* WHAT YOU NEED TO DO *
Write out the whole listing word for word.

* start EXERCISE DATA *

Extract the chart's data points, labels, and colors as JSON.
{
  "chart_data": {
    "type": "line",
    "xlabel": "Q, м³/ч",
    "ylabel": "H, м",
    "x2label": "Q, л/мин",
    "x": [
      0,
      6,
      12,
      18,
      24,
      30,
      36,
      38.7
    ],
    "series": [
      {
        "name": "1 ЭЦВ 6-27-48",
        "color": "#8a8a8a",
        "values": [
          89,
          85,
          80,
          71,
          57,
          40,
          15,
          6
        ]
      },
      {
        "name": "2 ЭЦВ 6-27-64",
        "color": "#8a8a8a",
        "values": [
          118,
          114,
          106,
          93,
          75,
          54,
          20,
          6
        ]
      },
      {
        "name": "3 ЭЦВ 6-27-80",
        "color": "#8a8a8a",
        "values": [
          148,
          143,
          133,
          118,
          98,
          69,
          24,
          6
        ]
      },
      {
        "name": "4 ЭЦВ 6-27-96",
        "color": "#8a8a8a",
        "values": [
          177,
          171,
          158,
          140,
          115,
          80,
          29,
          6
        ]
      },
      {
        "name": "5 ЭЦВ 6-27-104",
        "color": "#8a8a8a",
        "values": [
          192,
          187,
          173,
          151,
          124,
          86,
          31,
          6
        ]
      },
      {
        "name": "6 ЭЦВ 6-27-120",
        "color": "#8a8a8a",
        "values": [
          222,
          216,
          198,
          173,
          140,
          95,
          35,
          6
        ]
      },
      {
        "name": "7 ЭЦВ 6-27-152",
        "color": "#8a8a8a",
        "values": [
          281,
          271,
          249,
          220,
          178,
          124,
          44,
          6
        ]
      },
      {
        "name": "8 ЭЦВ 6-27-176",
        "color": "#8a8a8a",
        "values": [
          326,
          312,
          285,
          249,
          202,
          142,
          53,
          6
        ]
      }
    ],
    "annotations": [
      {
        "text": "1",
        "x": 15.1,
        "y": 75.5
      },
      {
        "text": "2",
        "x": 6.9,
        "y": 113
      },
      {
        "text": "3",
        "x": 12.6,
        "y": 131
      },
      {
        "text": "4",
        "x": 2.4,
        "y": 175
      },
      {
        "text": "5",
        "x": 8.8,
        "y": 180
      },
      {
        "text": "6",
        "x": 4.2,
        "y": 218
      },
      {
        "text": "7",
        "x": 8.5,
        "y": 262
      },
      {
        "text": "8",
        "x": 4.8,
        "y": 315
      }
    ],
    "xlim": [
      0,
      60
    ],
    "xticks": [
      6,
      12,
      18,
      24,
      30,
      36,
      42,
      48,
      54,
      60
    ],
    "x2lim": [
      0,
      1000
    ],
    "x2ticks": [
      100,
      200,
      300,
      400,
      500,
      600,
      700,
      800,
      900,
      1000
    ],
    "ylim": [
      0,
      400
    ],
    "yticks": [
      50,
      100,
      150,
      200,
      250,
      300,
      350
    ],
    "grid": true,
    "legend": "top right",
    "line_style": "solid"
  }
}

* end EXERCISE DATA *

* SOLVED PROBLEM *
Extract the chart's data points, labels, and colors as JSON.
{
  "chart_data": {
    "type": "line",
    "xlabel": "Q, м³/ч",
    "ylabel": "H, м",
    "x2label": "Q, л/мин",
    "x": [
      0,
      6,
      12,
      18,
      24,
      30,
      36,
      38.7
    ],
    "series": [
      {
        "name": "1 ЭЦВ 6-27-48",
        "color": "#8a8a8a",
        "values": [
          89,
          85,
          80,
          71,
          57,
          40,
          15,
          6
        ]
      },
      {
        "name": "2 ЭЦВ 6-27-64",
        "color": "#8a8a8a",
        "values": [
          118,
          114,
          106,
          93,
          75,
          54,
          20,
          6
        ]
      },
      {
        "name": "3 ЭЦВ 6-27-80",
        "color": "#8a8a8a",
        "values": [
          148,
          143,
          133,
          118,
          98,
          69,
          24,
          6
        ]
      },
      {
        "name": "4 ЭЦВ 6-27-96",
        "color": "#8a8a8a",
        "values": [
          177,
          171,
          158,
          140,
          115,
          80,
          29,
          6
        ]
      },
      {
        "name": "5 ЭЦВ 6-27-104",
        "color": "#8a8a8a",
        "values": [
          192,
          187,
          173,
          151,
          124,
          86,
          31,
          6
        ]
      },
      {
        "name": "6 ЭЦВ 6-27-120",
        "color": "#8a8a8a",
        "values": [
          222,
          216,
          198,
          173,
          140,
          95,
          35,
          6
        ]
      },
      {
        "name": "7 ЭЦВ 6-27-152",
        "color": "#8a8a8a",
        "values": [
          281,
          271,
          249,
          220,
          178,
          124,
          44,
          6
        ]
      },
      {
        "name": "8 ЭЦВ 6-27-176",
        "color": "#8a8a8a",
        "values": [
          326,
          312,
          285,
          249,
          202,
          142,
          53,
          6
        ]
      }
    ],
    "annotations": [
      {
        "text": "1",
        "x": 15.1,
        "y": 75.5
      },
      {
        "text": "2",
        "x": 6.9,
        "y": 113
      },
      {
        "text": "3",
        "x": 12.6,
        "y": 131
      },
      {
        "text": "4",
        "x": 2.4,
        "y": 175
      },
      {
        "text": "5",
        "x": 8.8,
        "y": 180
      },
      {
        "text": "6",
        "x": 4.2,
        "y": 218
      },
      {
        "text": "7",
        "x": 8.5,
        "y": 262
      },
      {
        "text": "8",
        "x": 4.8,
        "y": 315
      }
    ],
    "xlim": [
      0,
      60
    ],
    "xticks": [
      6,
      12,
      18,
      24,
      30,
      36,
      42,
      48,
      54,
      60
    ],
    "x2lim": [
      0,
      1000
    ],
    "x2ticks": [
      100,
      200,
      300,
      400,
      500,
      600,
      700,
      800,
      900,
      1000
    ],
    "ylim": [
      0,
      400
    ],
    "yticks": [
      50,
      100,
      150,
      200,
      250,
      300,
      350
    ],
    "grid": true,
    "legend": "top right",
    "line_style": "solid"
  }
}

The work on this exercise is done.